What you return should match every record exactly, with the images removed.

━━━━━━━━━━━━━━━━

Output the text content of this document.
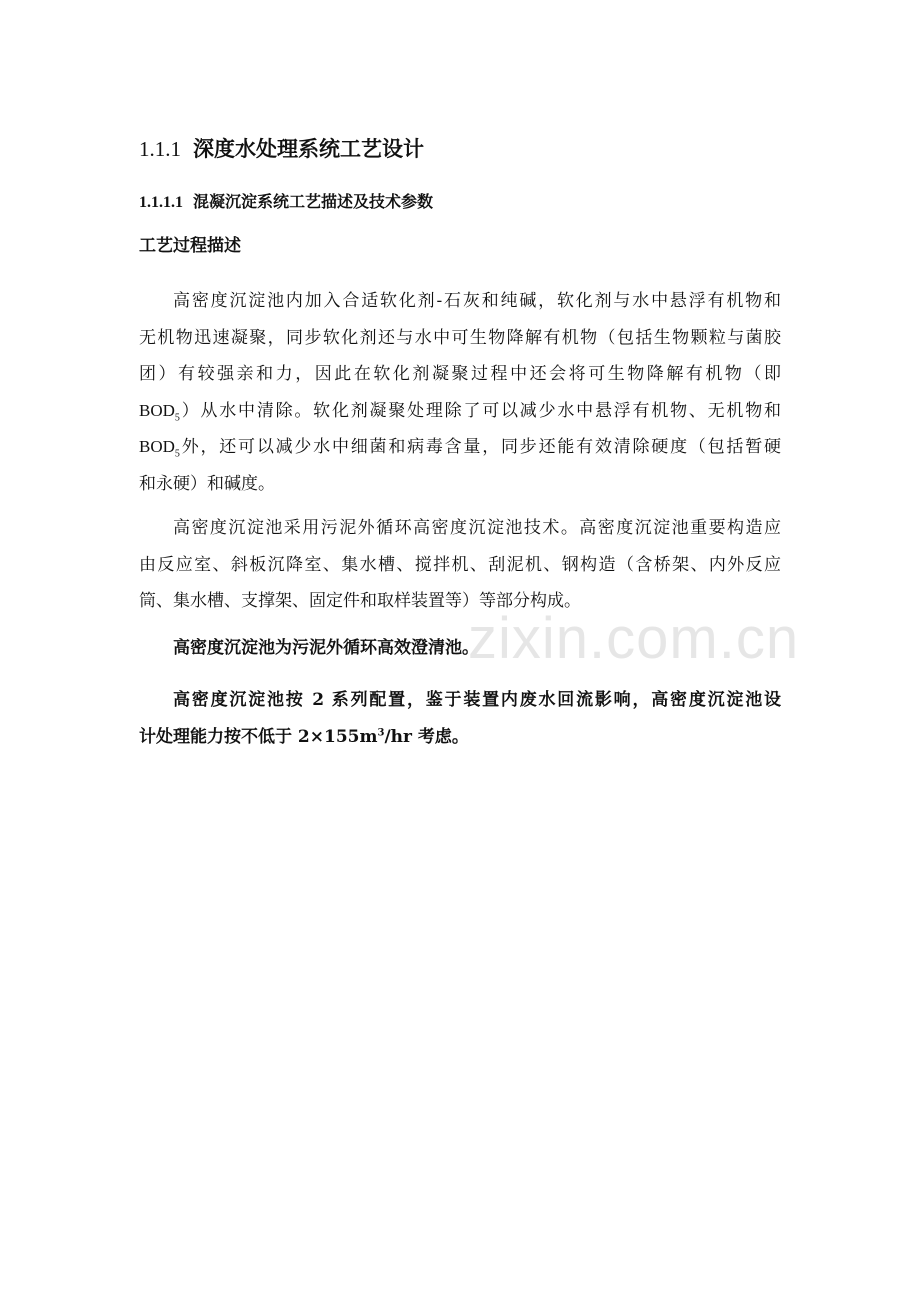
1.1.1 深度水处理系统工艺设计
1.1.1.1 混凝沉淀系统工艺描述及技术参数
工艺过程描述
高密度沉淀池内加入合适软化剂-石灰和纯碱，软化剂与水中悬浮有机物和
无机物迅速凝聚，同步软化剂还与水中可生物降解有机物（包括生物颗粒与菌胶
团）有较强亲和力，因此在软化剂凝聚过程中还会将可生物降解有机物（即
$BOD_5$）从水中清除。软化剂凝聚处理除了可以减少水中悬浮有机物、无机物和
$BOD_5$外，还可以减少水中细菌和病毒含量，同步还能有效清除硬度（包括暂硬
和永硬）和碱度。
高密度沉淀池采用污泥外循环高密度沉淀池技术。高密度沉淀池重要构造应
由反应室、斜板沉降室、集水槽、搅拌机、刮泥机、钢构造（含桥架、内外反应
筒、集水槽、支撑架、固定件和取样装置等）等部分构成。
高密度沉淀池为污泥外循环高效澄清池。
高密度沉淀池按 2 系列配置，鉴于装置内废水回流影响，高密度沉淀池设
计处理能力按不低于 $2\times 155m^3/hr$ 考虑。
zixin.com.cn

━━━━━━━━━━━━━━━━

### Completed exercise:
Output the text content of this document.
1.1.1 深度水处理系统工艺设计
1.1.1.1 混凝沉淀系统工艺描述及技术参数
工艺过程描述
高密度沉淀池内加入合适软化剂-石灰和纯碱，软化剂与水中悬浮有机物和
无机物迅速凝聚，同步软化剂还与水中可生物降解有机物（包括生物颗粒与菌胶
团）有较强亲和力，因此在软化剂凝聚过程中还会将可生物降解有机物（即
$BOD_5$）从水中清除。软化剂凝聚处理除了可以减少水中悬浮有机物、无机物和
$BOD_5$外，还可以减少水中细菌和病毒含量，同步还能有效清除硬度（包括暂硬
和永硬）和碱度。
高密度沉淀池采用污泥外循环高密度沉淀池技术。高密度沉淀池重要构造应
由反应室、斜板沉降室、集水槽、搅拌机、刮泥机、钢构造（含桥架、内外反应
筒、集水槽、支撑架、固定件和取样装置等）等部分构成。
高密度沉淀池为污泥外循环高效澄清池。
高密度沉淀池按 2 系列配置，鉴于装置内废水回流影响，高密度沉淀池设
计处理能力按不低于 $2\times 155m^3/hr$ 考虑。
zixin.com.cn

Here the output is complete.